### Exercise:
Exactly reproduce each line of the listing that follows.
--- Start ---
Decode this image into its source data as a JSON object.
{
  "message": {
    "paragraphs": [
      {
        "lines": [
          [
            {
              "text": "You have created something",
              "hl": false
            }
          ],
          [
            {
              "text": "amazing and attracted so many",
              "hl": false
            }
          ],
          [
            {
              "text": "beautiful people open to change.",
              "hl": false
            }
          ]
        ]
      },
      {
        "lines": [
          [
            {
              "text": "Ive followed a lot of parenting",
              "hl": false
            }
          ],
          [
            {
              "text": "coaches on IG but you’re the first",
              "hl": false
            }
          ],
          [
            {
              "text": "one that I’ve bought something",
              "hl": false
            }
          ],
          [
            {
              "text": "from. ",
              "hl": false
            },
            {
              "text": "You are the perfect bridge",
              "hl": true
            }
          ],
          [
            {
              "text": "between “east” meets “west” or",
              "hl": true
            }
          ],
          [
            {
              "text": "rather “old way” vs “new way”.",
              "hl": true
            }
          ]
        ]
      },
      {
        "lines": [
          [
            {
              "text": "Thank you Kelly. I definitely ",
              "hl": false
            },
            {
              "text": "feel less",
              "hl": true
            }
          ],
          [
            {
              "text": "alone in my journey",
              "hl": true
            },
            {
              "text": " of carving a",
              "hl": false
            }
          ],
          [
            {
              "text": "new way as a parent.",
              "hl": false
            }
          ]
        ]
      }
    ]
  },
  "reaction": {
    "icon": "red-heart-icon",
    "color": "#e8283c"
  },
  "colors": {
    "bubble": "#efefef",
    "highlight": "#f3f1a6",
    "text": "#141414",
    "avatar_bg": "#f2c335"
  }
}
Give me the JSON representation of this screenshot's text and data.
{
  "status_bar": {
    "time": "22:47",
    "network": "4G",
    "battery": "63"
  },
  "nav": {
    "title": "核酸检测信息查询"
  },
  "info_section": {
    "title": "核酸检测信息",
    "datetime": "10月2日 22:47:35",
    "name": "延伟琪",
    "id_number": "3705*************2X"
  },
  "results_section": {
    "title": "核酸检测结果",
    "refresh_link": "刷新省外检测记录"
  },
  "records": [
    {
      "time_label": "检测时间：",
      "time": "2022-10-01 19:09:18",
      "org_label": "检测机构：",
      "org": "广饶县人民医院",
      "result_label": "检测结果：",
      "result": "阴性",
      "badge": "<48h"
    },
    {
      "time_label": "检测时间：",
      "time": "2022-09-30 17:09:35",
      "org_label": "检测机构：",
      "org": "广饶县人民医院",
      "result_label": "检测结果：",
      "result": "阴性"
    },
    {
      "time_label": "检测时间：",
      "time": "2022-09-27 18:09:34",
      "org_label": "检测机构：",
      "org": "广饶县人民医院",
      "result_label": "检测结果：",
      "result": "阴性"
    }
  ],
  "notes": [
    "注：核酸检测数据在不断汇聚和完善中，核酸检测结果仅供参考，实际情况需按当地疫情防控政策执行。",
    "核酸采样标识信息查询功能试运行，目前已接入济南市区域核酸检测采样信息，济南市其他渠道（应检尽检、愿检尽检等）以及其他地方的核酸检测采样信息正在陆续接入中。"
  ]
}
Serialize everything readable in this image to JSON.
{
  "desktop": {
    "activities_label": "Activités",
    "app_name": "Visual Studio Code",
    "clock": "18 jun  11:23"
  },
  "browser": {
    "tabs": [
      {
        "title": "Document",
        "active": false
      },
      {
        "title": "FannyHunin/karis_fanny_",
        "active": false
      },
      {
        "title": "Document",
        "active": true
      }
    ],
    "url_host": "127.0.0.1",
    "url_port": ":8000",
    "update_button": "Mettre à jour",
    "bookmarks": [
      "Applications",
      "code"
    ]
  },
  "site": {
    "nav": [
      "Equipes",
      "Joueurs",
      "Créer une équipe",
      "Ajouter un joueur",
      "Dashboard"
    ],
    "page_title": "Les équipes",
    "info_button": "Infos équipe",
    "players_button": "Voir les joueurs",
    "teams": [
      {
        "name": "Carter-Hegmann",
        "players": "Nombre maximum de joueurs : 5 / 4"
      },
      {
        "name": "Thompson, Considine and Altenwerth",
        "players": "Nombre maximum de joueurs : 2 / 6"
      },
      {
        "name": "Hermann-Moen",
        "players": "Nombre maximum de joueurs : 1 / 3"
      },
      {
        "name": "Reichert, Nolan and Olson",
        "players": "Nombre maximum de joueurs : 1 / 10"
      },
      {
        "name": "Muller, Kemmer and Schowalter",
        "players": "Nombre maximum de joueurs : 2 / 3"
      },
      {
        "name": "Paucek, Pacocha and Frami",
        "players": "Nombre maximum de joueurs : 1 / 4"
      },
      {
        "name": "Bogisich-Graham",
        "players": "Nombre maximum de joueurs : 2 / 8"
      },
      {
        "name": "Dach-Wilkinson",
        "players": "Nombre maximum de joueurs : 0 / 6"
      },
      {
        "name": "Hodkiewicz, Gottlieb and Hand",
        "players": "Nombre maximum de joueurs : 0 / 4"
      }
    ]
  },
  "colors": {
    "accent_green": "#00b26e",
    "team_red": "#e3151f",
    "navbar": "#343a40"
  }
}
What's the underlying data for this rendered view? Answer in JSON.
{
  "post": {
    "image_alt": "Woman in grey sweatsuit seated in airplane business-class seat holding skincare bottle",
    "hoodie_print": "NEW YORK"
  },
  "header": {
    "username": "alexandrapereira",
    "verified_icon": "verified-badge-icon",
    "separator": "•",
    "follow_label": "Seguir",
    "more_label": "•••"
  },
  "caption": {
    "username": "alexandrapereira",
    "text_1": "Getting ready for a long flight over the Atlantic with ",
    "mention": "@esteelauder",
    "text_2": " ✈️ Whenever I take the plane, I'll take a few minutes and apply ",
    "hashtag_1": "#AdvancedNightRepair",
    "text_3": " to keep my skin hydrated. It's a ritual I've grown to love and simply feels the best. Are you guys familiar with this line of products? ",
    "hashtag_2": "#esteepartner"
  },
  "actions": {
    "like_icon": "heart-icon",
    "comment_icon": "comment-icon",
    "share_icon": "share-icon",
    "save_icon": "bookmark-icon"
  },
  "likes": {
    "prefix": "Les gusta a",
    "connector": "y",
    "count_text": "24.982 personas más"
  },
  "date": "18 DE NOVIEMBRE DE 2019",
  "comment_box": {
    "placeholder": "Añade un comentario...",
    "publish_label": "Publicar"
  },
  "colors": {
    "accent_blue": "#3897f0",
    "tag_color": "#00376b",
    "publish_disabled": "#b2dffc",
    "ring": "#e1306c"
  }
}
--- End ---
### Expected answer:
Decode this image into its source data as a JSON object.
{
  "message": {
    "paragraphs": [
      {
        "lines": [
          [
            {
              "text": "You have created something",
              "hl": false
            }
          ],
          [
            {
              "text": "amazing and attracted so many",
              "hl": false
            }
          ],
          [
            {
              "text": "beautiful people open to change.",
              "hl": false
            }
          ]
        ]
      },
      {
        "lines": [
          [
            {
              "text": "Ive followed a lot of parenting",
              "hl": false
            }
          ],
          [
            {
              "text": "coaches on IG but you’re the first",
              "hl": false
            }
          ],
          [
            {
              "text": "one that I’ve bought something",
              "hl": false
            }
          ],
          [
            {
              "text": "from. ",
              "hl": false
            },
            {
              "text": "You are the perfect bridge",
              "hl": true
            }
          ],
          [
            {
              "text": "between “east” meets “west” or",
              "hl": true
            }
          ],
          [
            {
              "text": "rather “old way” vs “new way”.",
              "hl": true
            }
          ]
        ]
      },
      {
        "lines": [
          [
            {
              "text": "Thank you Kelly. I definitely ",
              "hl": false
            },
            {
              "text": "feel less",
              "hl": true
            }
          ],
          [
            {
              "text": "alone in my journey",
              "hl": true
            },
            {
              "text": " of carving a",
              "hl": false
            }
          ],
          [
            {
              "text": "new way as a parent.",
              "hl": false
            }
          ]
        ]
      }
    ]
  },
  "reaction": {
    "icon": "red-heart-icon",
    "color": "#e8283c"
  },
  "colors": {
    "bubble": "#efefef",
    "highlight": "#f3f1a6",
    "text": "#141414",
    "avatar_bg": "#f2c335"
  }
}
Give me the JSON representation of this screenshot's text and data.
{
  "status_bar": {
    "time": "22:47",
    "network": "4G",
    "battery": "63"
  },
  "nav": {
    "title": "核酸检测信息查询"
  },
  "info_section": {
    "title": "核酸检测信息",
    "datetime": "10月2日 22:47:35",
    "name": "延伟琪",
    "id_number": "3705*************2X"
  },
  "results_section": {
    "title": "核酸检测结果",
    "refresh_link": "刷新省外检测记录"
  },
  "records": [
    {
      "time_label": "检测时间：",
      "time": "2022-10-01 19:09:18",
      "org_label": "检测机构：",
      "org": "广饶县人民医院",
      "result_label": "检测结果：",
      "result": "阴性",
      "badge": "<48h"
    },
    {
      "time_label": "检测时间：",
      "time": "2022-09-30 17:09:35",
      "org_label": "检测机构：",
      "org": "广饶县人民医院",
      "result_label": "检测结果：",
      "result": "阴性"
    },
    {
      "time_label": "检测时间：",
      "time": "2022-09-27 18:09:34",
      "org_label": "检测机构：",
      "org": "广饶县人民医院",
      "result_label": "检测结果：",
      "result": "阴性"
    }
  ],
  "notes": [
    "注：核酸检测数据在不断汇聚和完善中，核酸检测结果仅供参考，实际情况需按当地疫情防控政策执行。",
    "核酸采样标识信息查询功能试运行，目前已接入济南市区域核酸检测采样信息，济南市其他渠道（应检尽检、愿检尽检等）以及其他地方的核酸检测采样信息正在陆续接入中。"
  ]
}
Serialize everything readable in this image to JSON.
{
  "desktop": {
    "activities_label": "Activités",
    "app_name": "Visual Studio Code",
    "clock": "18 jun  11:23"
  },
  "browser": {
    "tabs": [
      {
        "title": "Document",
        "active": false
      },
      {
        "title": "FannyHunin/karis_fanny_",
        "active": false
      },
      {
        "title": "Document",
        "active": true
      }
    ],
    "url_host": "127.0.0.1",
    "url_port": ":8000",
    "update_button": "Mettre à jour",
    "bookmarks": [
      "Applications",
      "code"
    ]
  },
  "site": {
    "nav": [
      "Equipes",
      "Joueurs",
      "Créer une équipe",
      "Ajouter un joueur",
      "Dashboard"
    ],
    "page_title": "Les équipes",
    "info_button": "Infos équipe",
    "players_button": "Voir les joueurs",
    "teams": [
      {
        "name": "Carter-Hegmann",
        "players": "Nombre maximum de joueurs : 5 / 4"
      },
      {
        "name": "Thompson, Considine and Altenwerth",
        "players": "Nombre maximum de joueurs : 2 / 6"
      },
      {
        "name": "Hermann-Moen",
        "players": "Nombre maximum de joueurs : 1 / 3"
      },
      {
        "name": "Reichert, Nolan and Olson",
        "players": "Nombre maximum de joueurs : 1 / 10"
      },
      {
        "name": "Muller, Kemmer and Schowalter",
        "players": "Nombre maximum de joueurs : 2 / 3"
      },
      {
        "name": "Paucek, Pacocha and Frami",
        "players": "Nombre maximum de joueurs : 1 / 4"
      },
      {
        "name": "Bogisich-Graham",
        "players": "Nombre maximum de joueurs : 2 / 8"
      },
      {
        "name": "Dach-Wilkinson",
        "players": "Nombre maximum de joueurs : 0 / 6"
      },
      {
        "name": "Hodkiewicz, Gottlieb and Hand",
        "players": "Nombre maximum de joueurs : 0 / 4"
      }
    ]
  },
  "colors": {
    "accent_green": "#00b26e",
    "team_red": "#e3151f",
    "navbar": "#343a40"
  }
}
What's the underlying data for this rendered view? Answer in JSON.
{
  "post": {
    "image_alt": "Woman in grey sweatsuit seated in airplane business-class seat holding skincare bottle",
    "hoodie_print": "NEW YORK"
  },
  "header": {
    "username": "alexandrapereira",
    "verified_icon": "verified-badge-icon",
    "separator": "•",
    "follow_label": "Seguir",
    "more_label": "•••"
  },
  "caption": {
    "username": "alexandrapereira",
    "text_1": "Getting ready for a long flight over the Atlantic with ",
    "mention": "@esteelauder",
    "text_2": " ✈️ Whenever I take the plane, I'll take a few minutes and apply ",
    "hashtag_1": "#AdvancedNightRepair",
    "text_3": " to keep my skin hydrated. It's a ritual I've grown to love and simply feels the best. Are you guys familiar with this line of products? ",
    "hashtag_2": "#esteepartner"
  },
  "actions": {
    "like_icon": "heart-icon",
    "comment_icon": "comment-icon",
    "share_icon": "share-icon",
    "save_icon": "bookmark-icon"
  },
  "likes": {
    "prefix": "Les gusta a",
    "connector": "y",
    "count_text": "24.982 personas más"
  },
  "date": "18 DE NOVIEMBRE DE 2019",
  "comment_box": {
    "placeholder": "Añade un comentario...",
    "publish_label": "Publicar"
  },
  "colors": {
    "accent_blue": "#3897f0",
    "tag_color": "#00376b",
    "publish_disabled": "#b2dffc",
    "ring": "#e1306c"
  }
}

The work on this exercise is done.